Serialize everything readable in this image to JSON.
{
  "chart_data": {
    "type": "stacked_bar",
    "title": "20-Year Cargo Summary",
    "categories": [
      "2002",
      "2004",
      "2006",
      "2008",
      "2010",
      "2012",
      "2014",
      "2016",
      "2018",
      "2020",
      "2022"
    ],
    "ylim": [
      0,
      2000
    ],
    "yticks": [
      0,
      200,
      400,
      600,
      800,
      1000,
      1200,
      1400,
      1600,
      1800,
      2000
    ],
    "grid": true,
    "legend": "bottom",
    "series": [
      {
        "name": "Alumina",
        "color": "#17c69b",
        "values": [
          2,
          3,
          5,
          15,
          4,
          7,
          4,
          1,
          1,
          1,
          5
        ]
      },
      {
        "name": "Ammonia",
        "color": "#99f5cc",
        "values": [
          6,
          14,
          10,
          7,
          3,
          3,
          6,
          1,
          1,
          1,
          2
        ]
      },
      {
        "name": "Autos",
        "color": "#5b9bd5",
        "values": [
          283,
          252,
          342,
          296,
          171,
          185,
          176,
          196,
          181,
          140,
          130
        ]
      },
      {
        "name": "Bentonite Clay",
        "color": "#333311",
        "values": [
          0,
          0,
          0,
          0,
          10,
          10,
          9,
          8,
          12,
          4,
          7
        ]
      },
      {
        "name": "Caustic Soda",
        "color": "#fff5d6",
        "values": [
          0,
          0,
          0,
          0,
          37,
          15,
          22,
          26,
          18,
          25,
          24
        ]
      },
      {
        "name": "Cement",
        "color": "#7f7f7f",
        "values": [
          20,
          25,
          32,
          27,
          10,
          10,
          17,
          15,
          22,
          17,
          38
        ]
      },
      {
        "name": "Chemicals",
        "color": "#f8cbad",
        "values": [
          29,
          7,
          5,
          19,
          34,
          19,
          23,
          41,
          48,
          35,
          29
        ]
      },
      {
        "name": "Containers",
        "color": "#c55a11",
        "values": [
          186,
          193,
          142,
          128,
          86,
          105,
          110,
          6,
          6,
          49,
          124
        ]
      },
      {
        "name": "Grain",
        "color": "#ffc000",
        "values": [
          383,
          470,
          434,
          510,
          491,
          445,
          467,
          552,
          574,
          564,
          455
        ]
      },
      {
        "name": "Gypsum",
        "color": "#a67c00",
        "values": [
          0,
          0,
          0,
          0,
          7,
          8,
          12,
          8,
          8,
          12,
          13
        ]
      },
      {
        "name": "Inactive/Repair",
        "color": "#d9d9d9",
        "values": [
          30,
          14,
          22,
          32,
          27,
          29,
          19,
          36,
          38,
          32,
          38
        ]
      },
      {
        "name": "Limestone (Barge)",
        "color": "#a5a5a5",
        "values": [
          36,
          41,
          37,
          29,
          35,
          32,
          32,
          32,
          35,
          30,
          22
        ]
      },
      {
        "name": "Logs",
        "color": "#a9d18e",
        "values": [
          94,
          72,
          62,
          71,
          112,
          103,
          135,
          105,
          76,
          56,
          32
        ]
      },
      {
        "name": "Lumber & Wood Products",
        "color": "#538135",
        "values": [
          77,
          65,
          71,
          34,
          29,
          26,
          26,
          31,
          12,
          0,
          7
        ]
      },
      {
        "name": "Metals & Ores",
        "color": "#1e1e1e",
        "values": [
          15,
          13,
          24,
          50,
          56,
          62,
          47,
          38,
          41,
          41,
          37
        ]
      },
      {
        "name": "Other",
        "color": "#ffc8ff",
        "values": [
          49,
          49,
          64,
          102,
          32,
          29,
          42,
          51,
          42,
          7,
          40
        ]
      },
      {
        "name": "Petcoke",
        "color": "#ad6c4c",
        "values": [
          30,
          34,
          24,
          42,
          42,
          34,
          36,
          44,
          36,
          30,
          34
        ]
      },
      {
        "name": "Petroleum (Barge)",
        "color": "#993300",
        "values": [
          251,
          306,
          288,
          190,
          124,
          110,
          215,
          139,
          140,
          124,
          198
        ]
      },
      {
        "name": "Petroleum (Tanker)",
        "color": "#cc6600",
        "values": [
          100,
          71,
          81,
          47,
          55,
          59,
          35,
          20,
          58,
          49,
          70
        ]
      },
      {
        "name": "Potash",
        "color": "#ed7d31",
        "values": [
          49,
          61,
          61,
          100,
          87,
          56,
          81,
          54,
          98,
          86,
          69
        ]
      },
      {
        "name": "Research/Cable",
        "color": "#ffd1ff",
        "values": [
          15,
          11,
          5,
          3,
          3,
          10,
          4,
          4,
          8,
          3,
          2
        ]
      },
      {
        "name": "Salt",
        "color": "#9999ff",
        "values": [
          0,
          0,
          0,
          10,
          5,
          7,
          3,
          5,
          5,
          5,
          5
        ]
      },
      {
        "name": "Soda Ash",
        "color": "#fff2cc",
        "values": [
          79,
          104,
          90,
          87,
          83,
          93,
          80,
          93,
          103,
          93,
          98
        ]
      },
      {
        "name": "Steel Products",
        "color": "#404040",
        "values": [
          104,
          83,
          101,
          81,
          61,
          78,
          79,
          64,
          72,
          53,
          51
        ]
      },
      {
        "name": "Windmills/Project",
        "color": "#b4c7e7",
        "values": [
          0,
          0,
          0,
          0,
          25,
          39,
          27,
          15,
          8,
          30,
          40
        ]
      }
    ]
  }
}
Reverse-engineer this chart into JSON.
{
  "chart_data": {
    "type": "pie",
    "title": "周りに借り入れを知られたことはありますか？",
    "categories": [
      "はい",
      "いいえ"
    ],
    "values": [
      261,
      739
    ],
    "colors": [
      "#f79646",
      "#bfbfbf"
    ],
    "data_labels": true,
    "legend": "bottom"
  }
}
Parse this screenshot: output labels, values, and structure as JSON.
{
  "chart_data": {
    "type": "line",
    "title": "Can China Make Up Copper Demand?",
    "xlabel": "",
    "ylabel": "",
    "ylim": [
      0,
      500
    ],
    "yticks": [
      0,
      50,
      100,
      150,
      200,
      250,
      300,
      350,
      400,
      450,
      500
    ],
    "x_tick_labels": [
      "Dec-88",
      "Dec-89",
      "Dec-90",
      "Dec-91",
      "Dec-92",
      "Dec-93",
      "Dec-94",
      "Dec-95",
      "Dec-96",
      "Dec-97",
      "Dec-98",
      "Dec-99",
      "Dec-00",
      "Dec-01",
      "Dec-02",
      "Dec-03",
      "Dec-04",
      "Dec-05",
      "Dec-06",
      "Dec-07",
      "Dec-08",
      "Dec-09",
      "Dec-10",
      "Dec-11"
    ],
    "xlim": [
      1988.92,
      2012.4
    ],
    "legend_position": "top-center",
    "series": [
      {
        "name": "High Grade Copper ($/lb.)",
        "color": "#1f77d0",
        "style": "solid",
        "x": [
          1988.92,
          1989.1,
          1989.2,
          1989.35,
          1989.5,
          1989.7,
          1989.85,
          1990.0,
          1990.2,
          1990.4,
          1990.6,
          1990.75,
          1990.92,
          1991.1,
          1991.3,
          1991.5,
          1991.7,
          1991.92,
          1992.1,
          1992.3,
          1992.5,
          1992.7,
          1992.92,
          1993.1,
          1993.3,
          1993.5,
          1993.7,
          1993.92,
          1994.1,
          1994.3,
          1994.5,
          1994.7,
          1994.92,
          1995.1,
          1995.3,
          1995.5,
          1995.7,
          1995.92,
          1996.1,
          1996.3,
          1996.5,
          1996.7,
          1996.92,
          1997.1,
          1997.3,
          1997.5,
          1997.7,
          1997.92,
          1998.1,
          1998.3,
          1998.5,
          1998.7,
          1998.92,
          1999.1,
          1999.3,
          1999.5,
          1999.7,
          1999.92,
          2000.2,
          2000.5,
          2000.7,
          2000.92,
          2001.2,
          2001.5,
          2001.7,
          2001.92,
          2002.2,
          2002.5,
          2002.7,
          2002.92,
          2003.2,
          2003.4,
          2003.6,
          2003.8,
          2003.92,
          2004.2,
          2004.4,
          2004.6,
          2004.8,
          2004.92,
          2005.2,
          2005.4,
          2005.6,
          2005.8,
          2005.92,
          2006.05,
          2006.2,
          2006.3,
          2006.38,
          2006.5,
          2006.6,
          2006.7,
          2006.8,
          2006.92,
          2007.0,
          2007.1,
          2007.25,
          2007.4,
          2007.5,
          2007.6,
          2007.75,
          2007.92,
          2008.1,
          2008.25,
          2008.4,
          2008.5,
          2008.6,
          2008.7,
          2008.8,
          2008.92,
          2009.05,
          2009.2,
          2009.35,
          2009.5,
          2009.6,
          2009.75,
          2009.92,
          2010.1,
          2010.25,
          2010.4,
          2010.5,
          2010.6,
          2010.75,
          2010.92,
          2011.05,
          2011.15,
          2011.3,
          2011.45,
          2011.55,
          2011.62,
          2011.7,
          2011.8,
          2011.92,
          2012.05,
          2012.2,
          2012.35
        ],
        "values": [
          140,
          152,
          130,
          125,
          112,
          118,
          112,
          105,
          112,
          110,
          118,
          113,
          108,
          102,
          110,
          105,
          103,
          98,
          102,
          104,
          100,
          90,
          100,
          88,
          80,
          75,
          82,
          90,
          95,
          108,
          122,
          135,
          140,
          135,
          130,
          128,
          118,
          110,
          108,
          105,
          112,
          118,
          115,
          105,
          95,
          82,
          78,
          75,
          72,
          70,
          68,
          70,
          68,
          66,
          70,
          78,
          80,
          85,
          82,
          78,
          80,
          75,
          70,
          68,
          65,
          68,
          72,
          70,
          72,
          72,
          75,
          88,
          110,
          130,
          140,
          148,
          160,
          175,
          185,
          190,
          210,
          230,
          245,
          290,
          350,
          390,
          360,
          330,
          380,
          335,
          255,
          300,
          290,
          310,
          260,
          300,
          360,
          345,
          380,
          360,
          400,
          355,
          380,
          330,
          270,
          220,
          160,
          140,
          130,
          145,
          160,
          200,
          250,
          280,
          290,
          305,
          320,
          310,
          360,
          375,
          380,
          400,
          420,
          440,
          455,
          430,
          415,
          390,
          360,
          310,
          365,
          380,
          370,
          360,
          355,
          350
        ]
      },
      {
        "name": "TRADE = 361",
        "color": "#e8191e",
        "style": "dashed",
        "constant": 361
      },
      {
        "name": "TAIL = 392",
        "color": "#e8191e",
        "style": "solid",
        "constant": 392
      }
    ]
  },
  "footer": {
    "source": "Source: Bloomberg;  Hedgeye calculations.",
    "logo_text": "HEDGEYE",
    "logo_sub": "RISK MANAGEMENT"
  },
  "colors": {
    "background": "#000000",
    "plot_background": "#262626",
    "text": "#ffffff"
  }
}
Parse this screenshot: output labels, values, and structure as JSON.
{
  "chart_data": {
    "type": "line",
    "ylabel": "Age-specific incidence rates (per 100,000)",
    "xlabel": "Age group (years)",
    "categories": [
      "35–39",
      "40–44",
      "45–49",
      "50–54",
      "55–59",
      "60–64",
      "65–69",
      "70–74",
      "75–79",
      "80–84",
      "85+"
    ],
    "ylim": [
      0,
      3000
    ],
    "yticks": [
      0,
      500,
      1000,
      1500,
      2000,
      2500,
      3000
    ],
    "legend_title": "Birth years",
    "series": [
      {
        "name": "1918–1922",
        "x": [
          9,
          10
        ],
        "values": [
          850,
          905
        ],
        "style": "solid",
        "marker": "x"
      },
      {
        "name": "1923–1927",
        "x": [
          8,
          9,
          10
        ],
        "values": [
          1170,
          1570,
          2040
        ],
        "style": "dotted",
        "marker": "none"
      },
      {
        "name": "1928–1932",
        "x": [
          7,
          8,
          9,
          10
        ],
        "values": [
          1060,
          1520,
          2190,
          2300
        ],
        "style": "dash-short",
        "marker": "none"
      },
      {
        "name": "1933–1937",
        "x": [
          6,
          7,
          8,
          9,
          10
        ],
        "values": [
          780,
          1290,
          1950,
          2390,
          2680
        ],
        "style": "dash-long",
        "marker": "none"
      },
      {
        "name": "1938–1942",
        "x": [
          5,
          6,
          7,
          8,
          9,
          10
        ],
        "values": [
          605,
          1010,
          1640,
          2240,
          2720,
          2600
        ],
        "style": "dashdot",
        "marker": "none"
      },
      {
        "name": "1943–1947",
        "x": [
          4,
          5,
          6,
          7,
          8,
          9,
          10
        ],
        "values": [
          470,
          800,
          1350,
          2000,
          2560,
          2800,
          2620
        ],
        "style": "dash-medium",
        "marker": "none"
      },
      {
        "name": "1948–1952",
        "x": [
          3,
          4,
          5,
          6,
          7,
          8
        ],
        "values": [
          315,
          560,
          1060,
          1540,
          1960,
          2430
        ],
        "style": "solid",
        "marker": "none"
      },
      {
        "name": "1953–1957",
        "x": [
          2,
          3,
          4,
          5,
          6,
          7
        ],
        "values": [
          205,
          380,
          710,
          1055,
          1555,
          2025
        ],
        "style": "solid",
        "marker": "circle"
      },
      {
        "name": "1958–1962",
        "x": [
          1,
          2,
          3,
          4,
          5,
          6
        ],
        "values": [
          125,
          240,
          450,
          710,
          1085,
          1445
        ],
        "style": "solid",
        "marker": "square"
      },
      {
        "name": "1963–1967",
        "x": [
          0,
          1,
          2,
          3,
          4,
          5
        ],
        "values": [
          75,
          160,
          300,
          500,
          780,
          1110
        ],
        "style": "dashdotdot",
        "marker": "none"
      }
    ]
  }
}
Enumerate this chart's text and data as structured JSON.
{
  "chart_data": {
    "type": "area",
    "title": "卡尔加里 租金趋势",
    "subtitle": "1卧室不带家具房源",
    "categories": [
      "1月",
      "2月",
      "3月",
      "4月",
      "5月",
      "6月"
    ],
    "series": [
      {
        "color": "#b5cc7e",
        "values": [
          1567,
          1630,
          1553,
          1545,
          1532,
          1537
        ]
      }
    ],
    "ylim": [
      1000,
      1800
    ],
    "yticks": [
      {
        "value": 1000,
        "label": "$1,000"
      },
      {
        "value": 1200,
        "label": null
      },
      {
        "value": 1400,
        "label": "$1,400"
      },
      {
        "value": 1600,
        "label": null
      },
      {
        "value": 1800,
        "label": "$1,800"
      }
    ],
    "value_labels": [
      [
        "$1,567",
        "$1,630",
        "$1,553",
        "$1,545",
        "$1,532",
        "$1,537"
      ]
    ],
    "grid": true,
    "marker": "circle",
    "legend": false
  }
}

++++++++++

*Stated goal:*
Copy every line above in which the string "Petroleum" shows up.

*Completed exercise:*
        "name": "Petroleum (Barge)",
        "name": "Petroleum (Tanker)",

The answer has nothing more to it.